EXERCISE DETAILS: Give the listing again character for character, but drop the images.

○ ○ ○ ○ ○

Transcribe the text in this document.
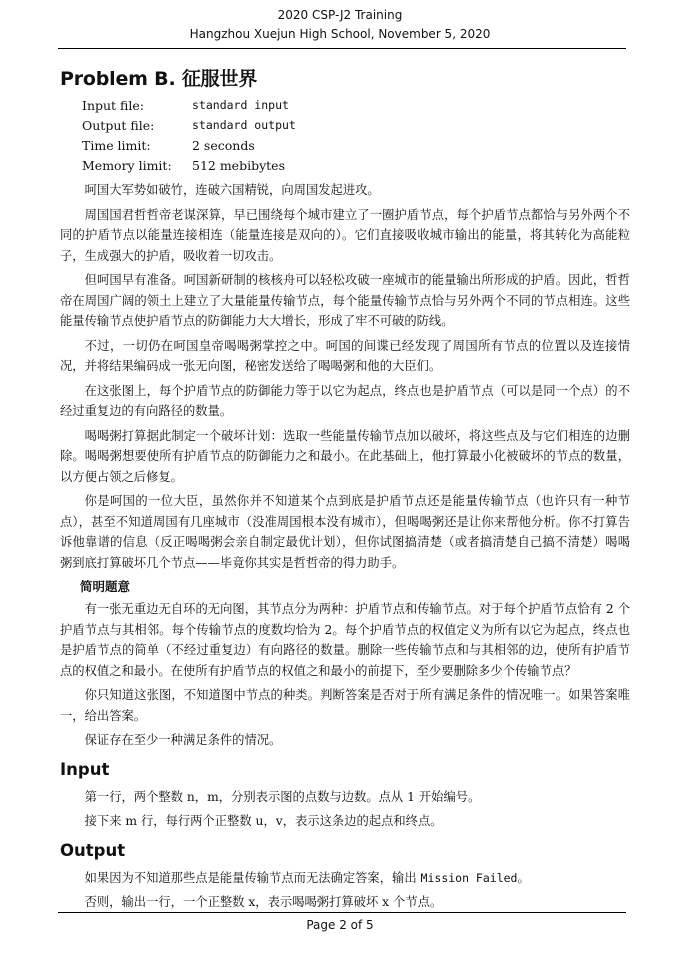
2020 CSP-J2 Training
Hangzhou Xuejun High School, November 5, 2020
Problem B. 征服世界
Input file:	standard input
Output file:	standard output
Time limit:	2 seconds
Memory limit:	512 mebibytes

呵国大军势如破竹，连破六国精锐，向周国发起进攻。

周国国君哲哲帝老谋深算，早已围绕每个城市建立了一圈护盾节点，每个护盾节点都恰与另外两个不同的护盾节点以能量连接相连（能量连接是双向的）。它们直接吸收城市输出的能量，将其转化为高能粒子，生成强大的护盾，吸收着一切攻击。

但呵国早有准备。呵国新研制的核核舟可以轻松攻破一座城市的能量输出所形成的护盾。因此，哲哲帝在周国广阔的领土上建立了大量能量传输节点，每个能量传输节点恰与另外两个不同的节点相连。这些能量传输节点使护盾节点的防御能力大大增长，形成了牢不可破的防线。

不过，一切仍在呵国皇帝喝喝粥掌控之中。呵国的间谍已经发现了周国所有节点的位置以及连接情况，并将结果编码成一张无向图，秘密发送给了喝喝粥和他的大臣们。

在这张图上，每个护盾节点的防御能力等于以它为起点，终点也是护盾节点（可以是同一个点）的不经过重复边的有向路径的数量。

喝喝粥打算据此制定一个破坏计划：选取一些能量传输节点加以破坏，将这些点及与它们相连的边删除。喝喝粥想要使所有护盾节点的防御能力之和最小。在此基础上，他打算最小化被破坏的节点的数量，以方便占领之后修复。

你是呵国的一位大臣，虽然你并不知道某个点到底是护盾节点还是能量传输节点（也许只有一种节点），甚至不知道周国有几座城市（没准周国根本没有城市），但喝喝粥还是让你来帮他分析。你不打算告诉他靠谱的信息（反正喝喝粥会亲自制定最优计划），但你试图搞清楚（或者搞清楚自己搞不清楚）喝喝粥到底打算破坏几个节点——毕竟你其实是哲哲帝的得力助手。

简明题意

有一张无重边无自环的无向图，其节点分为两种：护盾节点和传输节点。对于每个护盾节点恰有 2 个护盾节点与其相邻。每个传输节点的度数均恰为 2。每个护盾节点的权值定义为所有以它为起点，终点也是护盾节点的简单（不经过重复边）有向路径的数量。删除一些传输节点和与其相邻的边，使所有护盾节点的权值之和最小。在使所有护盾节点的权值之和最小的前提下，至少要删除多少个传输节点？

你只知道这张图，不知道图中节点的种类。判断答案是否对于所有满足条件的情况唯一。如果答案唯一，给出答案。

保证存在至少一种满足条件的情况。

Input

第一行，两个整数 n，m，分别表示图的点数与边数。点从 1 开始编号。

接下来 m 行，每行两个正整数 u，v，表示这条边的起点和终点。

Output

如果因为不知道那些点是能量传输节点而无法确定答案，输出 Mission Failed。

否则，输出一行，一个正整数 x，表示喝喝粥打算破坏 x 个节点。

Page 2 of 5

○ ○ ○ ○ ○

SOLUTION TO THIS PROBLEM:
Transcribe the text in this document.
2020 CSP-J2 Training
Hangzhou Xuejun High School, November 5, 2020
Problem B. 征服世界
Input file:	standard input
Output file:	standard output
Time limit:	2 seconds
Memory limit:	512 mebibytes

呵国大军势如破竹，连破六国精锐，向周国发起进攻。

周国国君哲哲帝老谋深算，早已围绕每个城市建立了一圈护盾节点，每个护盾节点都恰与另外两个不同的护盾节点以能量连接相连（能量连接是双向的）。它们直接吸收城市输出的能量，将其转化为高能粒子，生成强大的护盾，吸收着一切攻击。

但呵国早有准备。呵国新研制的核核舟可以轻松攻破一座城市的能量输出所形成的护盾。因此，哲哲帝在周国广阔的领土上建立了大量能量传输节点，每个能量传输节点恰与另外两个不同的节点相连。这些能量传输节点使护盾节点的防御能力大大增长，形成了牢不可破的防线。

不过，一切仍在呵国皇帝喝喝粥掌控之中。呵国的间谍已经发现了周国所有节点的位置以及连接情况，并将结果编码成一张无向图，秘密发送给了喝喝粥和他的大臣们。

在这张图上，每个护盾节点的防御能力等于以它为起点，终点也是护盾节点（可以是同一个点）的不经过重复边的有向路径的数量。

喝喝粥打算据此制定一个破坏计划：选取一些能量传输节点加以破坏，将这些点及与它们相连的边删除。喝喝粥想要使所有护盾节点的防御能力之和最小。在此基础上，他打算最小化被破坏的节点的数量，以方便占领之后修复。

你是呵国的一位大臣，虽然你并不知道某个点到底是护盾节点还是能量传输节点（也许只有一种节点），甚至不知道周国有几座城市（没准周国根本没有城市），但喝喝粥还是让你来帮他分析。你不打算告诉他靠谱的信息（反正喝喝粥会亲自制定最优计划），但你试图搞清楚（或者搞清楚自己搞不清楚）喝喝粥到底打算破坏几个节点——毕竟你其实是哲哲帝的得力助手。

简明题意

有一张无重边无自环的无向图，其节点分为两种：护盾节点和传输节点。对于每个护盾节点恰有 2 个护盾节点与其相邻。每个传输节点的度数均恰为 2。每个护盾节点的权值定义为所有以它为起点，终点也是护盾节点的简单（不经过重复边）有向路径的数量。删除一些传输节点和与其相邻的边，使所有护盾节点的权值之和最小。在使所有护盾节点的权值之和最小的前提下，至少要删除多少个传输节点？

你只知道这张图，不知道图中节点的种类。判断答案是否对于所有满足条件的情况唯一。如果答案唯一，给出答案。

保证存在至少一种满足条件的情况。

Input

第一行，两个整数 n，m，分别表示图的点数与边数。点从 1 开始编号。

接下来 m 行，每行两个正整数 u，v，表示这条边的起点和终点。

Output

如果因为不知道那些点是能量传输节点而无法确定答案，输出 Mission Failed。

否则，输出一行，一个正整数 x，表示喝喝粥打算破坏 x 个节点。

Page 2 of 5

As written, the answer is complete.